(DESCRIPTION OF THE TASK) Please repeat all of the lines that follow, exactly as written.

(Dataset entries on figures)
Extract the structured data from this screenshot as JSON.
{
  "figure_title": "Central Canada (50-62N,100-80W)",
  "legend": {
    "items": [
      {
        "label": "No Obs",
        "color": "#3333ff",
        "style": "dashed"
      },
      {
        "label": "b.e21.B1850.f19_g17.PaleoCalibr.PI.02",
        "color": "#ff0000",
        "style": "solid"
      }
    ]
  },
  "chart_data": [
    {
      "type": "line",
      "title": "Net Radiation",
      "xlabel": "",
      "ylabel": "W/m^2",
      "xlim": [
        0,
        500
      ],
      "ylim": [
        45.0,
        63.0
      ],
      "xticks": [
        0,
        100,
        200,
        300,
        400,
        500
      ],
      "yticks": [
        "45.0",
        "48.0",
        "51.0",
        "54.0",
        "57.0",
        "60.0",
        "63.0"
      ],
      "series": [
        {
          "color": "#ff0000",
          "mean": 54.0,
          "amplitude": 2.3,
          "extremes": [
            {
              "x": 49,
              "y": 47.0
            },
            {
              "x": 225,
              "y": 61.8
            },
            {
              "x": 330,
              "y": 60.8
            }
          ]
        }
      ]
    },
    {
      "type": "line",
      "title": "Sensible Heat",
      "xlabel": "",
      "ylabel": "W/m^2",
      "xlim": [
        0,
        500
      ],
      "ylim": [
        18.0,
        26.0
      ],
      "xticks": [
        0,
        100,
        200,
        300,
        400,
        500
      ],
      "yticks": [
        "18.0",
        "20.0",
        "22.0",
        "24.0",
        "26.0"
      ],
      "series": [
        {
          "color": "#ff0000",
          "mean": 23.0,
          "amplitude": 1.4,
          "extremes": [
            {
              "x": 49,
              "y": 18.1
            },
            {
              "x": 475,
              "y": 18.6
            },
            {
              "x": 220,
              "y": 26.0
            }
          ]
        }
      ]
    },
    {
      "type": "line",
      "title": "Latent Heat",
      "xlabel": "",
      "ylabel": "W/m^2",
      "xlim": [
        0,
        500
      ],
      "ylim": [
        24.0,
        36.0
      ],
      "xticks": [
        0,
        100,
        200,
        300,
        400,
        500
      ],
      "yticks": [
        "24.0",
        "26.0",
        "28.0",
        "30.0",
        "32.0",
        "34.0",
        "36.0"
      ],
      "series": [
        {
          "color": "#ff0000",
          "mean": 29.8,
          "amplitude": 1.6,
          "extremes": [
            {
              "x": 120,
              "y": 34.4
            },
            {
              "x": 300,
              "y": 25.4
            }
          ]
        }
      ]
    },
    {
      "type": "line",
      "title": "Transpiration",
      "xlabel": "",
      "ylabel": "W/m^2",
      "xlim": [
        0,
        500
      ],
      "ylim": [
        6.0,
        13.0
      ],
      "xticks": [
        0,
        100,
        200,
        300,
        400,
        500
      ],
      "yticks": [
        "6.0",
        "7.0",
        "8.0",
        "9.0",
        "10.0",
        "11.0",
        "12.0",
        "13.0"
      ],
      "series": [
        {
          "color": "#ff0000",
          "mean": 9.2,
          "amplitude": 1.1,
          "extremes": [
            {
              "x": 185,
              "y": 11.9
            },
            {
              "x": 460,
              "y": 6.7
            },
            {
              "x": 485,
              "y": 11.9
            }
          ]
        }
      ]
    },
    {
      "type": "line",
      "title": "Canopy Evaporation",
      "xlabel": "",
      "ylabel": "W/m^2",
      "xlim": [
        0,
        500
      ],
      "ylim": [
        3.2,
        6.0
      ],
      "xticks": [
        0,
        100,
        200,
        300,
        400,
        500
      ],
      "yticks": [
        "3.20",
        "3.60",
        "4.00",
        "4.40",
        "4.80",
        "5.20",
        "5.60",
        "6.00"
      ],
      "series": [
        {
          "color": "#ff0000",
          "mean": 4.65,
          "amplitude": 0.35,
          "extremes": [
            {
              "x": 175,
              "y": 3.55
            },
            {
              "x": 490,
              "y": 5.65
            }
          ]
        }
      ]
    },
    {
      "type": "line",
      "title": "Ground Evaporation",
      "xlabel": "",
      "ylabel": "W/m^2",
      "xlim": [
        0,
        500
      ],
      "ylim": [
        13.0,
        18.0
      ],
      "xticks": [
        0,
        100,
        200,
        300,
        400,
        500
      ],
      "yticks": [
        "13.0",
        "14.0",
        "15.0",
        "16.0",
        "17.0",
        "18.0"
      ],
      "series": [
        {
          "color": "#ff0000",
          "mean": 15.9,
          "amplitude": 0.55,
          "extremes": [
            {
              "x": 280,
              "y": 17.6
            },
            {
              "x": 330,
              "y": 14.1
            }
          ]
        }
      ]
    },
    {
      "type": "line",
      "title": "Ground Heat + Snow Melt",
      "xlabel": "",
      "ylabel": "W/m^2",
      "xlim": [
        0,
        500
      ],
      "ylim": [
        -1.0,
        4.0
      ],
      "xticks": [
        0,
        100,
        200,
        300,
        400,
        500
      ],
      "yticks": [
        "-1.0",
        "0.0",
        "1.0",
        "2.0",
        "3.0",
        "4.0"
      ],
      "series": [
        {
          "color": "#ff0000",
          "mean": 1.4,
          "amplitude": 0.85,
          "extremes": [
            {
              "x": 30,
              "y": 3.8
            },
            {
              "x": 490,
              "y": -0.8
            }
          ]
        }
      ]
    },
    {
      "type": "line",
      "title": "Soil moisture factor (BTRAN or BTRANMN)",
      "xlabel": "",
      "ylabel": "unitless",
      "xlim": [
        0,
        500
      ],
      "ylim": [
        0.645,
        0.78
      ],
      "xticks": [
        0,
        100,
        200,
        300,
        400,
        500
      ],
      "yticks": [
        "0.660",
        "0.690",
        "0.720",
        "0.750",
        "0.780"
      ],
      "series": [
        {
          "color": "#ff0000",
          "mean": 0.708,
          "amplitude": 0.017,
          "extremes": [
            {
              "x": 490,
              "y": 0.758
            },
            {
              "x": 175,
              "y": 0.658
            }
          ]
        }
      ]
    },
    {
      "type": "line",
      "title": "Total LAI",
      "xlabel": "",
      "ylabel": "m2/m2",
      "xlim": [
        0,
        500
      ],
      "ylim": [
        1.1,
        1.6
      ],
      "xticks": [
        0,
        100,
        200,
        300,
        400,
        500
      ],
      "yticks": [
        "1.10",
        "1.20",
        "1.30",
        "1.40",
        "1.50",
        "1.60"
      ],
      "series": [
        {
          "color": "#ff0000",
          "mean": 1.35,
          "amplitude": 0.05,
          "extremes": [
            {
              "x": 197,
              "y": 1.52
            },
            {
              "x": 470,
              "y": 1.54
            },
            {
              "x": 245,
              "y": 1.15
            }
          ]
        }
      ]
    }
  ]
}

(EXPECTED OUTPUT)
Extract the structured data from this screenshot as JSON.
{
  "figure_title": "Central Canada (50-62N,100-80W)",
  "legend": {
    "items": [
      {
        "label": "No Obs",
        "color": "#3333ff",
        "style": "dashed"
      },
      {
        "label": "b.e21.B1850.f19_g17.PaleoCalibr.PI.02",
        "color": "#ff0000",
        "style": "solid"
      }
    ]
  },
  "chart_data": [
    {
      "type": "line",
      "title": "Net Radiation",
      "xlabel": "",
      "ylabel": "W/m^2",
      "xlim": [
        0,
        500
      ],
      "ylim": [
        45.0,
        63.0
      ],
      "xticks": [
        0,
        100,
        200,
        300,
        400,
        500
      ],
      "yticks": [
        "45.0",
        "48.0",
        "51.0",
        "54.0",
        "57.0",
        "60.0",
        "63.0"
      ],
      "series": [
        {
          "color": "#ff0000",
          "mean": 54.0,
          "amplitude": 2.3,
          "extremes": [
            {
              "x": 49,
              "y": 47.0
            },
            {
              "x": 225,
              "y": 61.8
            },
            {
              "x": 330,
              "y": 60.8
            }
          ]
        }
      ]
    },
    {
      "type": "line",
      "title": "Sensible Heat",
      "xlabel": "",
      "ylabel": "W/m^2",
      "xlim": [
        0,
        500
      ],
      "ylim": [
        18.0,
        26.0
      ],
      "xticks": [
        0,
        100,
        200,
        300,
        400,
        500
      ],
      "yticks": [
        "18.0",
        "20.0",
        "22.0",
        "24.0",
        "26.0"
      ],
      "series": [
        {
          "color": "#ff0000",
          "mean": 23.0,
          "amplitude": 1.4,
          "extremes": [
            {
              "x": 49,
              "y": 18.1
            },
            {
              "x": 475,
              "y": 18.6
            },
            {
              "x": 220,
              "y": 26.0
            }
          ]
        }
      ]
    },
    {
      "type": "line",
      "title": "Latent Heat",
      "xlabel": "",
      "ylabel": "W/m^2",
      "xlim": [
        0,
        500
      ],
      "ylim": [
        24.0,
        36.0
      ],
      "xticks": [
        0,
        100,
        200,
        300,
        400,
        500
      ],
      "yticks": [
        "24.0",
        "26.0",
        "28.0",
        "30.0",
        "32.0",
        "34.0",
        "36.0"
      ],
      "series": [
        {
          "color": "#ff0000",
          "mean": 29.8,
          "amplitude": 1.6,
          "extremes": [
            {
              "x": 120,
              "y": 34.4
            },
            {
              "x": 300,
              "y": 25.4
            }
          ]
        }
      ]
    },
    {
      "type": "line",
      "title": "Transpiration",
      "xlabel": "",
      "ylabel": "W/m^2",
      "xlim": [
        0,
        500
      ],
      "ylim": [
        6.0,
        13.0
      ],
      "xticks": [
        0,
        100,
        200,
        300,
        400,
        500
      ],
      "yticks": [
        "6.0",
        "7.0",
        "8.0",
        "9.0",
        "10.0",
        "11.0",
        "12.0",
        "13.0"
      ],
      "series": [
        {
          "color": "#ff0000",
          "mean": 9.2,
          "amplitude": 1.1,
          "extremes": [
            {
              "x": 185,
              "y": 11.9
            },
            {
              "x": 460,
              "y": 6.7
            },
            {
              "x": 485,
              "y": 11.9
            }
          ]
        }
      ]
    },
    {
      "type": "line",
      "title": "Canopy Evaporation",
      "xlabel": "",
      "ylabel": "W/m^2",
      "xlim": [
        0,
        500
      ],
      "ylim": [
        3.2,
        6.0
      ],
      "xticks": [
        0,
        100,
        200,
        300,
        400,
        500
      ],
      "yticks": [
        "3.20",
        "3.60",
        "4.00",
        "4.40",
        "4.80",
        "5.20",
        "5.60",
        "6.00"
      ],
      "series": [
        {
          "color": "#ff0000",
          "mean": 4.65,
          "amplitude": 0.35,
          "extremes": [
            {
              "x": 175,
              "y": 3.55
            },
            {
              "x": 490,
              "y": 5.65
            }
          ]
        }
      ]
    },
    {
      "type": "line",
      "title": "Ground Evaporation",
      "xlabel": "",
      "ylabel": "W/m^2",
      "xlim": [
        0,
        500
      ],
      "ylim": [
        13.0,
        18.0
      ],
      "xticks": [
        0,
        100,
        200,
        300,
        400,
        500
      ],
      "yticks": [
        "13.0",
        "14.0",
        "15.0",
        "16.0",
        "17.0",
        "18.0"
      ],
      "series": [
        {
          "color": "#ff0000",
          "mean": 15.9,
          "amplitude": 0.55,
          "extremes": [
            {
              "x": 280,
              "y": 17.6
            },
            {
              "x": 330,
              "y": 14.1
            }
          ]
        }
      ]
    },
    {
      "type": "line",
      "title": "Ground Heat + Snow Melt",
      "xlabel": "",
      "ylabel": "W/m^2",
      "xlim": [
        0,
        500
      ],
      "ylim": [
        -1.0,
        4.0
      ],
      "xticks": [
        0,
        100,
        200,
        300,
        400,
        500
      ],
      "yticks": [
        "-1.0",
        "0.0",
        "1.0",
        "2.0",
        "3.0",
        "4.0"
      ],
      "series": [
        {
          "color": "#ff0000",
          "mean": 1.4,
          "amplitude": 0.85,
          "extremes": [
            {
              "x": 30,
              "y": 3.8
            },
            {
              "x": 490,
              "y": -0.8
            }
          ]
        }
      ]
    },
    {
      "type": "line",
      "title": "Soil moisture factor (BTRAN or BTRANMN)",
      "xlabel": "",
      "ylabel": "unitless",
      "xlim": [
        0,
        500
      ],
      "ylim": [
        0.645,
        0.78
      ],
      "xticks": [
        0,
        100,
        200,
        300,
        400,
        500
      ],
      "yticks": [
        "0.660",
        "0.690",
        "0.720",
        "0.750",
        "0.780"
      ],
      "series": [
        {
          "color": "#ff0000",
          "mean": 0.708,
          "amplitude": 0.017,
          "extremes": [
            {
              "x": 490,
              "y": 0.758
            },
            {
              "x": 175,
              "y": 0.658
            }
          ]
        }
      ]
    },
    {
      "type": "line",
      "title": "Total LAI",
      "xlabel": "",
      "ylabel": "m2/m2",
      "xlim": [
        0,
        500
      ],
      "ylim": [
        1.1,
        1.6
      ],
      "xticks": [
        0,
        100,
        200,
        300,
        400,
        500
      ],
      "yticks": [
        "1.10",
        "1.20",
        "1.30",
        "1.40",
        "1.50",
        "1.60"
      ],
      "series": [
        {
          "color": "#ff0000",
          "mean": 1.35,
          "amplitude": 0.05,
          "extremes": [
            {
              "x": 197,
              "y": 1.52
            },
            {
              "x": 470,
              "y": 1.54
            },
            {
              "x": 245,
              "y": 1.15
            }
          ]
        }
      ]
    }
  ]
}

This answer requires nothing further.